Material for this task:
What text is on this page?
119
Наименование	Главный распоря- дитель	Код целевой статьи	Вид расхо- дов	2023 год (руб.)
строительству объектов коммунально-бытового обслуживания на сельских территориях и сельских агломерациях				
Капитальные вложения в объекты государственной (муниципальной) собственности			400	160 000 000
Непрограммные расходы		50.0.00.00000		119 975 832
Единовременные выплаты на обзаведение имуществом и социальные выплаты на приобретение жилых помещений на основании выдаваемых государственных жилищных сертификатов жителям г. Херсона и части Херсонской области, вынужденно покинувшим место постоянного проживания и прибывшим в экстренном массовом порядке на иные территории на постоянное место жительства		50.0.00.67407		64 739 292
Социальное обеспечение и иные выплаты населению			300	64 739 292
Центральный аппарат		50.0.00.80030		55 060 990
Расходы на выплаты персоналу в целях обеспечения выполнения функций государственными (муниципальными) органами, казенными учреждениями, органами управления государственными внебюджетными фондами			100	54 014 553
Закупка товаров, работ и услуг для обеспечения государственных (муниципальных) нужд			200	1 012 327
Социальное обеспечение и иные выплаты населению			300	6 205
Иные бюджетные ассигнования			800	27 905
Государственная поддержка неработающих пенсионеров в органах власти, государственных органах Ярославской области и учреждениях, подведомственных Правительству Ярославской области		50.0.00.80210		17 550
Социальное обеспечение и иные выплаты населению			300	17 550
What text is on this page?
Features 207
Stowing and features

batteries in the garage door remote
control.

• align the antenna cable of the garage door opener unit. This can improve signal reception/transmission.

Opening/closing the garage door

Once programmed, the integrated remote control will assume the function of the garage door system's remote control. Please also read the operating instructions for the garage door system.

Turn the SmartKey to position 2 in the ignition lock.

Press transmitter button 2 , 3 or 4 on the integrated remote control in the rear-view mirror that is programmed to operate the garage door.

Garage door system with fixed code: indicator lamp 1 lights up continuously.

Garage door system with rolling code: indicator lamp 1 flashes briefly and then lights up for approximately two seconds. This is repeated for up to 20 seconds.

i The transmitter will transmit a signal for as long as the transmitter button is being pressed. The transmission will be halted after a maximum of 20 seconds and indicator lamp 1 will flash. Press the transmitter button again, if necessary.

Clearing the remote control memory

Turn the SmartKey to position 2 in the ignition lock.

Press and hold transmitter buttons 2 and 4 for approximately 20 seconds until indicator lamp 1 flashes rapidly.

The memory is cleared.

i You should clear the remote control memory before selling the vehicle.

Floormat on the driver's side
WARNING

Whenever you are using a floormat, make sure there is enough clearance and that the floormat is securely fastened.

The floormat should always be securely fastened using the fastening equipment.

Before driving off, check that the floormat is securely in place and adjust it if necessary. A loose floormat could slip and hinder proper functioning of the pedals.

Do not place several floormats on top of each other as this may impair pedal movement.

Objective: Output the data above exactly, please, line for line.

Task answer:
What text is on this page?
119
Наименование	Главный распоря- дитель	Код целевой статьи	Вид расхо- дов	2023 год (руб.)
строительству объектов коммунально-бытового обслуживания на сельских территориях и сельских агломерациях				
Капитальные вложения в объекты государственной (муниципальной) собственности			400	160 000 000
Непрограммные расходы		50.0.00.00000		119 975 832
Единовременные выплаты на обзаведение имуществом и социальные выплаты на приобретение жилых помещений на основании выдаваемых государственных жилищных сертификатов жителям г. Херсона и части Херсонской области, вынужденно покинувшим место постоянного проживания и прибывшим в экстренном массовом порядке на иные территории на постоянное место жительства		50.0.00.67407		64 739 292
Социальное обеспечение и иные выплаты населению			300	64 739 292
Центральный аппарат		50.0.00.80030		55 060 990
Расходы на выплаты персоналу в целях обеспечения выполнения функций государственными (муниципальными) органами, казенными учреждениями, органами управления государственными внебюджетными фондами			100	54 014 553
Закупка товаров, работ и услуг для обеспечения государственных (муниципальных) нужд			200	1 012 327
Социальное обеспечение и иные выплаты населению			300	6 205
Иные бюджетные ассигнования			800	27 905
Государственная поддержка неработающих пенсионеров в органах власти, государственных органах Ярославской области и учреждениях, подведомственных Правительству Ярославской области		50.0.00.80210		17 550
Социальное обеспечение и иные выплаты населению			300	17 550
What text is on this page?
Features 207
Stowing and features

batteries in the garage door remote
control.

• align the antenna cable of the garage door opener unit. This can improve signal reception/transmission.

Opening/closing the garage door

Once programmed, the integrated remote control will assume the function of the garage door system's remote control. Please also read the operating instructions for the garage door system.

Turn the SmartKey to position 2 in the ignition lock.

Press transmitter button 2 , 3 or 4 on the integrated remote control in the rear-view mirror that is programmed to operate the garage door.

Garage door system with fixed code: indicator lamp 1 lights up continuously.

Garage door system with rolling code: indicator lamp 1 flashes briefly and then lights up for approximately two seconds. This is repeated for up to 20 seconds.

i The transmitter will transmit a signal for as long as the transmitter button is being pressed. The transmission will be halted after a maximum of 20 seconds and indicator lamp 1 will flash. Press the transmitter button again, if necessary.

Clearing the remote control memory

Turn the SmartKey to position 2 in the ignition lock.

Press and hold transmitter buttons 2 and 4 for approximately 20 seconds until indicator lamp 1 flashes rapidly.

The memory is cleared.

i You should clear the remote control memory before selling the vehicle.

Floormat on the driver's side
WARNING

Whenever you are using a floormat, make sure there is enough clearance and that the floormat is securely fastened.

The floormat should always be securely fastened using the fastening equipment.

Before driving off, check that the floormat is securely in place and adjust it if necessary. A loose floormat could slip and hinder proper functioning of the pedals.

Do not place several floormats on top of each other as this may impair pedal movement.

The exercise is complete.